> Brief:
Copy every line of the following data that includes the string "JSON".

◇ ◇ ◇

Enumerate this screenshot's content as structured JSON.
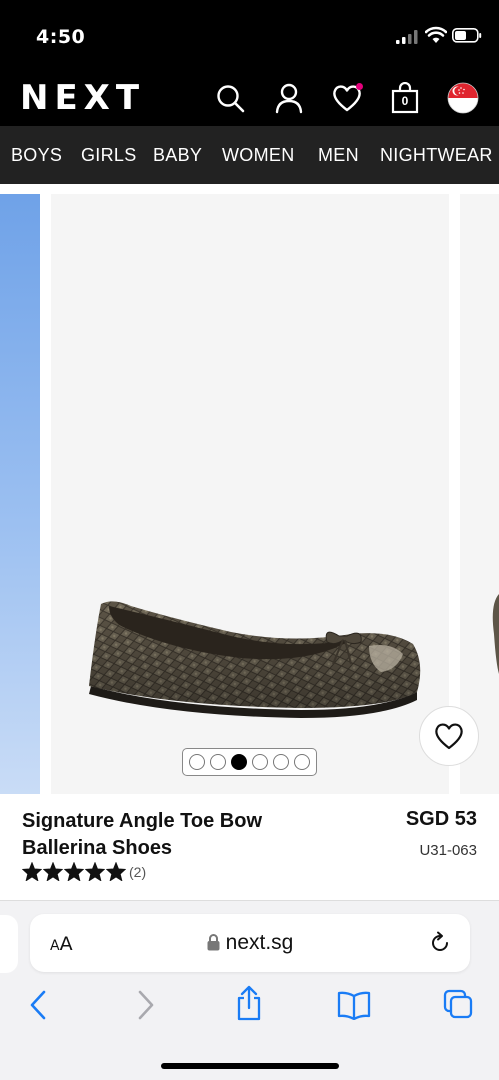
{
  "status_bar": {
    "time": "4:50"
  },
  "header": {
    "logo": "NEXT",
    "bag_count": "0",
    "icons": [
      "search-icon",
      "account-icon",
      "favourites-icon",
      "bag-icon",
      "singapore-flag-icon"
    ]
  },
  "nav": {
    "items": [
      "BOYS",
      "GIRLS",
      "BABY",
      "WOMEN",
      "MEN",
      "NIGHTWEAR"
    ]
  },
  "product": {
    "name_line1": "Signature Angle Toe Bow",
    "name_line2": "Ballerina Shoes",
    "price": "SGD 53",
    "code": "U31-063",
    "rating": 5,
    "review_count": "(2)",
    "image_count": 6,
    "active_image_index": 2
  },
  "browser": {
    "text_size_label": "AA",
    "url": "next.sg"
  },
  "colors": {
    "header_bg": "#000000",
    "nav_bg": "#222222",
    "favourite_dot": "#e4007c",
    "ios_blue": "#1a7cf5"
  }
}
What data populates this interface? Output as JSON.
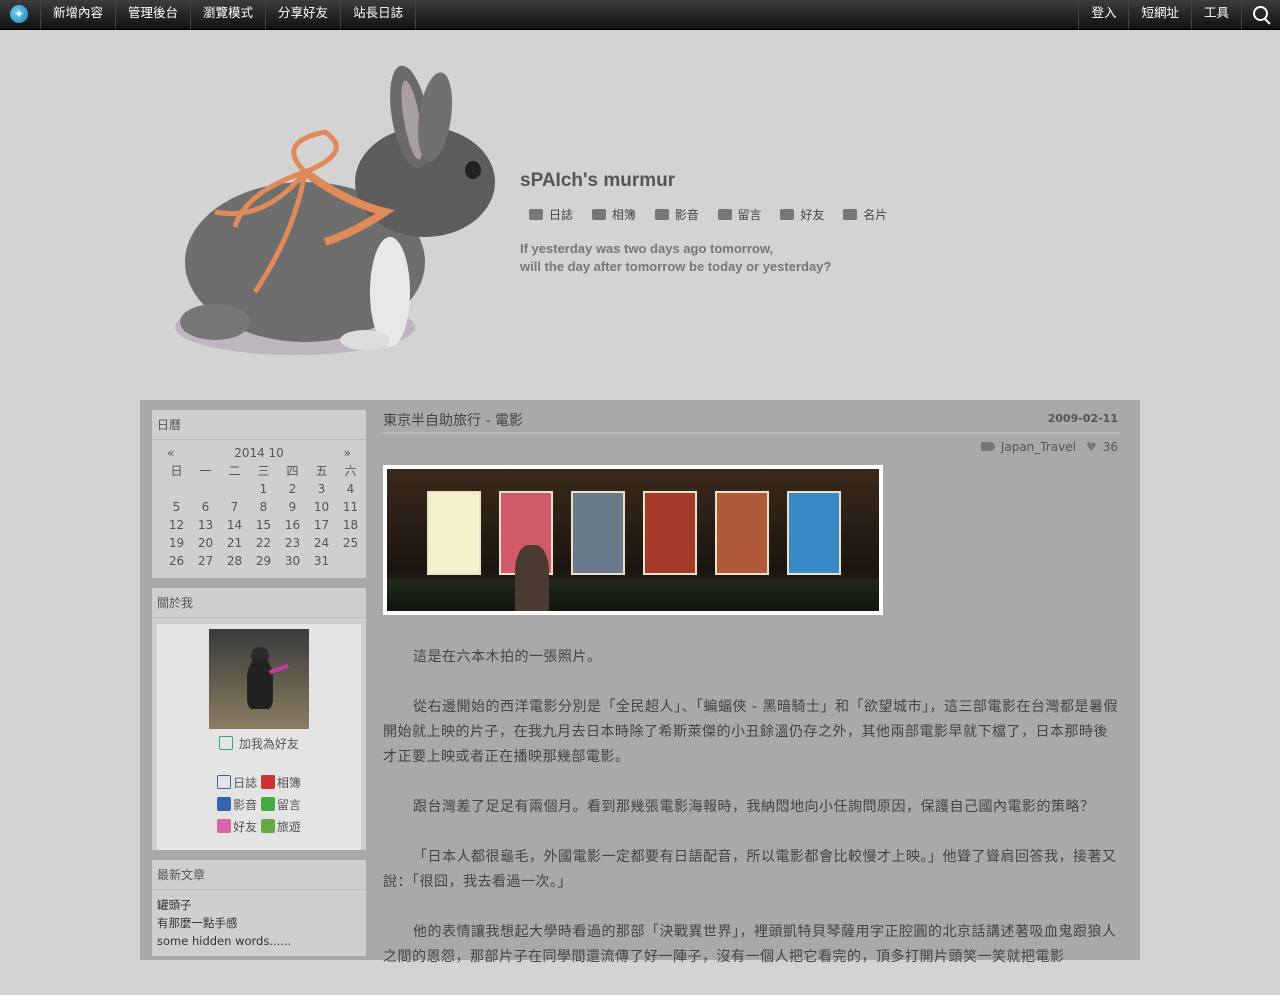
{
  "topbar": {
    "left_items": [
      "新增內容",
      "管理後台",
      "瀏覽模式",
      "分享好友",
      "站長日誌"
    ],
    "right_items": [
      "登入",
      "短網址",
      "工具"
    ]
  },
  "header": {
    "title": "sPAIch's murmur",
    "nav": [
      "日誌",
      "相簿",
      "影音",
      "留言",
      "好友",
      "名片"
    ],
    "tagline_line1": "If yesterday was two days ago tomorrow,",
    "tagline_line2": "will the day after tomorrow be today or yesterday?"
  },
  "sidebar": {
    "calendar": {
      "title": "日曆",
      "prev": "«",
      "month": "2014 10",
      "next": "»",
      "weekdays": [
        "日",
        "一",
        "二",
        "三",
        "四",
        "五",
        "六"
      ],
      "days": [
        "",
        "",
        "",
        "1",
        "2",
        "3",
        "4",
        "5",
        "6",
        "7",
        "8",
        "9",
        "10",
        "11",
        "12",
        "13",
        "14",
        "15",
        "16",
        "17",
        "18",
        "19",
        "20",
        "21",
        "22",
        "23",
        "24",
        "25",
        "26",
        "27",
        "28",
        "29",
        "30",
        "31",
        ""
      ]
    },
    "about": {
      "title": "關於我",
      "add_friend": "加我為好友",
      "links": [
        "日誌",
        "相簿",
        "影音",
        "留言",
        "好友",
        "旅遊"
      ]
    },
    "recent": {
      "title": "最新文章",
      "items": [
        "罐頭子",
        "有那麼一點手感",
        "some hidden words......"
      ]
    }
  },
  "post": {
    "title": "東京半自助旅行 - 電影",
    "date": "2009-02-11",
    "tag": "Japan_Travel",
    "likes": "36",
    "paragraphs": [
      "這是在六本木拍的一張照片。",
      "從右邊開始的西洋電影分別是「全民超人」、「蝙蝠俠 - 黑暗騎士」和「欲望城市」，這三部電影在台灣都是暑假開始就上映的片子，在我九月去日本時除了希斯萊傑的小丑餘溫仍存之外，其他兩部電影早就下檔了，日本那時後才正要上映或者正在播映那幾部電影。",
      "跟台灣差了足足有兩個月。看到那幾張電影海報時，我納悶地向小任詢問原因，保護自己國內電影的策略？",
      "「日本人都很龜毛，外國電影一定都要有日語配音，所以電影都會比較慢才上映。」他聳了聳肩回答我，接著又說：「很囧，我去看過一次。」",
      "他的表情讓我想起大學時看過的那部「決戰異世界」，裡頭凱特貝琴薩用字正腔圓的北京話講述著吸血鬼跟狼人之間的恩怨，那部片子在同學間還流傳了好一陣子，沒有一個人把它看完的，頂多打開片頭笑一笑就把電影"
    ]
  },
  "colors": {
    "page_bg": "#d3d3d3",
    "content_bg": "#a9a9a9",
    "topbar_bg": "#1e1e1e",
    "bow": "#e08a5a"
  }
}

◇ ◇ ◇

> Exercise solution:
Enumerate this screenshot's content as structured JSON.
What data populates this interface? Output as JSON.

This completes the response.